GIVEN REQUEST =>
Print out every record exactly as it appears.

(Stored data entries)

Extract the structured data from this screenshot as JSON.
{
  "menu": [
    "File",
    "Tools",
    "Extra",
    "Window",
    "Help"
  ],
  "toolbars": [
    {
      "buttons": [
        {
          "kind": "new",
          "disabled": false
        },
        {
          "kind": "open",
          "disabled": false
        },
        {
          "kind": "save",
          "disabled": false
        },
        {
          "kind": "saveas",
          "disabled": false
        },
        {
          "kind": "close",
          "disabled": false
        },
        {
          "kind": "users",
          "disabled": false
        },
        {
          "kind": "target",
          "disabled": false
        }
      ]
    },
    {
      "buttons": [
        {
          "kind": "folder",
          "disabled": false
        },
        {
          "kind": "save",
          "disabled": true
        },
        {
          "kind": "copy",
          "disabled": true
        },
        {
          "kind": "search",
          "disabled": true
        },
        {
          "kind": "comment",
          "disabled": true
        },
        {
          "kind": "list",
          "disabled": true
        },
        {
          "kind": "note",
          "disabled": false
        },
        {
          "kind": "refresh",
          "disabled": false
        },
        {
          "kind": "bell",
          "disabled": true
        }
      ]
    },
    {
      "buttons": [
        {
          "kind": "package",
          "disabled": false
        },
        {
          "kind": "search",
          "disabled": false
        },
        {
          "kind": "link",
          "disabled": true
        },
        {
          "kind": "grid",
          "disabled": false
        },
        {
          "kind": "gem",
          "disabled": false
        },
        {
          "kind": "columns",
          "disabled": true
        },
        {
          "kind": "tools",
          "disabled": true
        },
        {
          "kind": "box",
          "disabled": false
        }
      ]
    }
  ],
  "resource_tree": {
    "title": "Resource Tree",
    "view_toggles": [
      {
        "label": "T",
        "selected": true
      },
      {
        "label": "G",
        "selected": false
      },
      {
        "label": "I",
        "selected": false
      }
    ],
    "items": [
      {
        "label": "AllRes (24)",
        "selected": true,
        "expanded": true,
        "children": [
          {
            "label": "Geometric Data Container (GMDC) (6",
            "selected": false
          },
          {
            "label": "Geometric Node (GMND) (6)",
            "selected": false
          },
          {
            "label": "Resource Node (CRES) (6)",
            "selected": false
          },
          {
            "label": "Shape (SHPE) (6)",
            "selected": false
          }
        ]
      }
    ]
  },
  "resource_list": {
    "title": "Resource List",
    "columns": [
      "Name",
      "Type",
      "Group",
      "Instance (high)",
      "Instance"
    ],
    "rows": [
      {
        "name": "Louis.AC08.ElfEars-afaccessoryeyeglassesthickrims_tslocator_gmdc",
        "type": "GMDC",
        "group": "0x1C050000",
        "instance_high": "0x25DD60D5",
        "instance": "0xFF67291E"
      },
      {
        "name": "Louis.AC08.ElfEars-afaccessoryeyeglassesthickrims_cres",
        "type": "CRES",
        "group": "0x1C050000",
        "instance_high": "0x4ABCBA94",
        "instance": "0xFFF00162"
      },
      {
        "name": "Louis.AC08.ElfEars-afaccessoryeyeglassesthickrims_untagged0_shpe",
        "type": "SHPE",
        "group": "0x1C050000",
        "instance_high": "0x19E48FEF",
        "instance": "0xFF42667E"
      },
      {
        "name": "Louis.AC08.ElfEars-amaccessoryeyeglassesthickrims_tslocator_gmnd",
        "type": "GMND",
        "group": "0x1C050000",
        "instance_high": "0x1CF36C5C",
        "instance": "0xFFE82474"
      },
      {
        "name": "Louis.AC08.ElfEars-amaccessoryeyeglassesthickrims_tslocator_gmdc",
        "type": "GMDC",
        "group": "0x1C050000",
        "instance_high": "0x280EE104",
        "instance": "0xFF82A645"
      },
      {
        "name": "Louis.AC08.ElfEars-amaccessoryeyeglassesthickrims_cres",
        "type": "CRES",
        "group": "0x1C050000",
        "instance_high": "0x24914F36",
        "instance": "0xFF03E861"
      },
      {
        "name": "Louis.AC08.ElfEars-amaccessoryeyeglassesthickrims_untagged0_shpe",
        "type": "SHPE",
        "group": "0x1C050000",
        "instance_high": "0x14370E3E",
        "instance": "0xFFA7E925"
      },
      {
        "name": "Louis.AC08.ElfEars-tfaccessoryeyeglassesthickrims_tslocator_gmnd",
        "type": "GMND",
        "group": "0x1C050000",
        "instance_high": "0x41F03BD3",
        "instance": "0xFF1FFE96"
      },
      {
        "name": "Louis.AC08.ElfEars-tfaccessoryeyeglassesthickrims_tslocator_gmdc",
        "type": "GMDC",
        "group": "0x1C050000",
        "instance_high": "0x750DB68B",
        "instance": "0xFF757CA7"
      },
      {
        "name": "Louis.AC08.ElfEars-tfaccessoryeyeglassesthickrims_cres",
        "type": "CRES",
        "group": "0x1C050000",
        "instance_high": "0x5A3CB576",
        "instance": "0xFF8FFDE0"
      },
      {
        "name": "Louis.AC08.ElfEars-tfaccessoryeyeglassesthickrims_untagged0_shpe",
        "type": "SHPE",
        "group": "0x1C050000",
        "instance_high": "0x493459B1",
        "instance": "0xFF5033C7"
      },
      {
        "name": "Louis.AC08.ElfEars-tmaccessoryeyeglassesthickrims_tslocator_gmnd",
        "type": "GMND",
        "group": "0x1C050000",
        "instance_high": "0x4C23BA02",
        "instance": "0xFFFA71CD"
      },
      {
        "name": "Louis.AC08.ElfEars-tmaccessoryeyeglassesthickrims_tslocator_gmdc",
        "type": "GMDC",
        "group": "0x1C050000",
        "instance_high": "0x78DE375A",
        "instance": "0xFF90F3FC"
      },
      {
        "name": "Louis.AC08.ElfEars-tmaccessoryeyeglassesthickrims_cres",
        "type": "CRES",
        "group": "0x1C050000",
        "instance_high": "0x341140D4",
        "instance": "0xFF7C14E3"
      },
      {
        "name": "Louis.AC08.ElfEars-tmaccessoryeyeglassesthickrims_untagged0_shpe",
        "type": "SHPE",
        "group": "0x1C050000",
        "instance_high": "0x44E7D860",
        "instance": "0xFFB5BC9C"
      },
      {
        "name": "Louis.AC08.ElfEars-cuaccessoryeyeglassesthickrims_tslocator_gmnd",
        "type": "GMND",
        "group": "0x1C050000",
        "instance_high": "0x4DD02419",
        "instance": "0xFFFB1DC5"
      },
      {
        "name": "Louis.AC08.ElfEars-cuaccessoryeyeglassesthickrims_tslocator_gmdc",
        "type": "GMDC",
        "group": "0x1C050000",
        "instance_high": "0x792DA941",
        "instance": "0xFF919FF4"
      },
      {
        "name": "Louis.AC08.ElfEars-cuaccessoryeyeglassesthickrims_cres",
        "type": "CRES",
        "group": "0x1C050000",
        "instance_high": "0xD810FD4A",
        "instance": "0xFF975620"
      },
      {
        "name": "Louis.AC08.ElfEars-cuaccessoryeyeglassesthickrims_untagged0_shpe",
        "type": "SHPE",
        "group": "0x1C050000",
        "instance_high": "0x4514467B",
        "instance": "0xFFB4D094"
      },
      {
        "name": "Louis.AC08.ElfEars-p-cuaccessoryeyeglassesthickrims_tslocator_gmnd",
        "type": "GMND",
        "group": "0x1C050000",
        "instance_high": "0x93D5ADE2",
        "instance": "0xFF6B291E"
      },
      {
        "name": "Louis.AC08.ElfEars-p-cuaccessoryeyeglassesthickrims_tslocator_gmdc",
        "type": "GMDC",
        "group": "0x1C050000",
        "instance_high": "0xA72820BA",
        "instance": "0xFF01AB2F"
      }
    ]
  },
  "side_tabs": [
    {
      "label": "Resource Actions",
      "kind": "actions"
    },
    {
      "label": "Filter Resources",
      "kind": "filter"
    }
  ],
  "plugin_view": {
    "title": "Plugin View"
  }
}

RESPONSE BELOW =>
Extract the structured data from this screenshot as JSON.
{
  "menu": [
    "File",
    "Tools",
    "Extra",
    "Window",
    "Help"
  ],
  "toolbars": [
    {
      "buttons": [
        {
          "kind": "new",
          "disabled": false
        },
        {
          "kind": "open",
          "disabled": false
        },
        {
          "kind": "save",
          "disabled": false
        },
        {
          "kind": "saveas",
          "disabled": false
        },
        {
          "kind": "close",
          "disabled": false
        },
        {
          "kind": "users",
          "disabled": false
        },
        {
          "kind": "target",
          "disabled": false
        }
      ]
    },
    {
      "buttons": [
        {
          "kind": "folder",
          "disabled": false
        },
        {
          "kind": "save",
          "disabled": true
        },
        {
          "kind": "copy",
          "disabled": true
        },
        {
          "kind": "search",
          "disabled": true
        },
        {
          "kind": "comment",
          "disabled": true
        },
        {
          "kind": "list",
          "disabled": true
        },
        {
          "kind": "note",
          "disabled": false
        },
        {
          "kind": "refresh",
          "disabled": false
        },
        {
          "kind": "bell",
          "disabled": true
        }
      ]
    },
    {
      "buttons": [
        {
          "kind": "package",
          "disabled": false
        },
        {
          "kind": "search",
          "disabled": false
        },
        {
          "kind": "link",
          "disabled": true
        },
        {
          "kind": "grid",
          "disabled": false
        },
        {
          "kind": "gem",
          "disabled": false
        },
        {
          "kind": "columns",
          "disabled": true
        },
        {
          "kind": "tools",
          "disabled": true
        },
        {
          "kind": "box",
          "disabled": false
        }
      ]
    }
  ],
  "resource_tree": {
    "title": "Resource Tree",
    "view_toggles": [
      {
        "label": "T",
        "selected": true
      },
      {
        "label": "G",
        "selected": false
      },
      {
        "label": "I",
        "selected": false
      }
    ],
    "items": [
      {
        "label": "AllRes (24)",
        "selected": true,
        "expanded": true,
        "children": [
          {
            "label": "Geometric Data Container (GMDC) (6",
            "selected": false
          },
          {
            "label": "Geometric Node (GMND) (6)",
            "selected": false
          },
          {
            "label": "Resource Node (CRES) (6)",
            "selected": false
          },
          {
            "label": "Shape (SHPE) (6)",
            "selected": false
          }
        ]
      }
    ]
  },
  "resource_list": {
    "title": "Resource List",
    "columns": [
      "Name",
      "Type",
      "Group",
      "Instance (high)",
      "Instance"
    ],
    "rows": [
      {
        "name": "Louis.AC08.ElfEars-afaccessoryeyeglassesthickrims_tslocator_gmdc",
        "type": "GMDC",
        "group": "0x1C050000",
        "instance_high": "0x25DD60D5",
        "instance": "0xFF67291E"
      },
      {
        "name": "Louis.AC08.ElfEars-afaccessoryeyeglassesthickrims_cres",
        "type": "CRES",
        "group": "0x1C050000",
        "instance_high": "0x4ABCBA94",
        "instance": "0xFFF00162"
      },
      {
        "name": "Louis.AC08.ElfEars-afaccessoryeyeglassesthickrims_untagged0_shpe",
        "type": "SHPE",
        "group": "0x1C050000",
        "instance_high": "0x19E48FEF",
        "instance": "0xFF42667E"
      },
      {
        "name": "Louis.AC08.ElfEars-amaccessoryeyeglassesthickrims_tslocator_gmnd",
        "type": "GMND",
        "group": "0x1C050000",
        "instance_high": "0x1CF36C5C",
        "instance": "0xFFE82474"
      },
      {
        "name": "Louis.AC08.ElfEars-amaccessoryeyeglassesthickrims_tslocator_gmdc",
        "type": "GMDC",
        "group": "0x1C050000",
        "instance_high": "0x280EE104",
        "instance": "0xFF82A645"
      },
      {
        "name": "Louis.AC08.ElfEars-amaccessoryeyeglassesthickrims_cres",
        "type": "CRES",
        "group": "0x1C050000",
        "instance_high": "0x24914F36",
        "instance": "0xFF03E861"
      },
      {
        "name": "Louis.AC08.ElfEars-amaccessoryeyeglassesthickrims_untagged0_shpe",
        "type": "SHPE",
        "group": "0x1C050000",
        "instance_high": "0x14370E3E",
        "instance": "0xFFA7E925"
      },
      {
        "name": "Louis.AC08.ElfEars-tfaccessoryeyeglassesthickrims_tslocator_gmnd",
        "type": "GMND",
        "group": "0x1C050000",
        "instance_high": "0x41F03BD3",
        "instance": "0xFF1FFE96"
      },
      {
        "name": "Louis.AC08.ElfEars-tfaccessoryeyeglassesthickrims_tslocator_gmdc",
        "type": "GMDC",
        "group": "0x1C050000",
        "instance_high": "0x750DB68B",
        "instance": "0xFF757CA7"
      },
      {
        "name": "Louis.AC08.ElfEars-tfaccessoryeyeglassesthickrims_cres",
        "type": "CRES",
        "group": "0x1C050000",
        "instance_high": "0x5A3CB576",
        "instance": "0xFF8FFDE0"
      },
      {
        "name": "Louis.AC08.ElfEars-tfaccessoryeyeglassesthickrims_untagged0_shpe",
        "type": "SHPE",
        "group": "0x1C050000",
        "instance_high": "0x493459B1",
        "instance": "0xFF5033C7"
      },
      {
        "name": "Louis.AC08.ElfEars-tmaccessoryeyeglassesthickrims_tslocator_gmnd",
        "type": "GMND",
        "group": "0x1C050000",
        "instance_high": "0x4C23BA02",
        "instance": "0xFFFA71CD"
      },
      {
        "name": "Louis.AC08.ElfEars-tmaccessoryeyeglassesthickrims_tslocator_gmdc",
        "type": "GMDC",
        "group": "0x1C050000",
        "instance_high": "0x78DE375A",
        "instance": "0xFF90F3FC"
      },
      {
        "name": "Louis.AC08.ElfEars-tmaccessoryeyeglassesthickrims_cres",
        "type": "CRES",
        "group": "0x1C050000",
        "instance_high": "0x341140D4",
        "instance": "0xFF7C14E3"
      },
      {
        "name": "Louis.AC08.ElfEars-tmaccessoryeyeglassesthickrims_untagged0_shpe",
        "type": "SHPE",
        "group": "0x1C050000",
        "instance_high": "0x44E7D860",
        "instance": "0xFFB5BC9C"
      },
      {
        "name": "Louis.AC08.ElfEars-cuaccessoryeyeglassesthickrims_tslocator_gmnd",
        "type": "GMND",
        "group": "0x1C050000",
        "instance_high": "0x4DD02419",
        "instance": "0xFFFB1DC5"
      },
      {
        "name": "Louis.AC08.ElfEars-cuaccessoryeyeglassesthickrims_tslocator_gmdc",
        "type": "GMDC",
        "group": "0x1C050000",
        "instance_high": "0x792DA941",
        "instance": "0xFF919FF4"
      },
      {
        "name": "Louis.AC08.ElfEars-cuaccessoryeyeglassesthickrims_cres",
        "type": "CRES",
        "group": "0x1C050000",
        "instance_high": "0xD810FD4A",
        "instance": "0xFF975620"
      },
      {
        "name": "Louis.AC08.ElfEars-cuaccessoryeyeglassesthickrims_untagged0_shpe",
        "type": "SHPE",
        "group": "0x1C050000",
        "instance_high": "0x4514467B",
        "instance": "0xFFB4D094"
      },
      {
        "name": "Louis.AC08.ElfEars-p-cuaccessoryeyeglassesthickrims_tslocator_gmnd",
        "type": "GMND",
        "group": "0x1C050000",
        "instance_high": "0x93D5ADE2",
        "instance": "0xFF6B291E"
      },
      {
        "name": "Louis.AC08.ElfEars-p-cuaccessoryeyeglassesthickrims_tslocator_gmdc",
        "type": "GMDC",
        "group": "0x1C050000",
        "instance_high": "0xA72820BA",
        "instance": "0xFF01AB2F"
      }
    ]
  },
  "side_tabs": [
    {
      "label": "Resource Actions",
      "kind": "actions"
    },
    {
      "label": "Filter Resources",
      "kind": "filter"
    }
  ],
  "plugin_view": {
    "title": "Plugin View"
  }
}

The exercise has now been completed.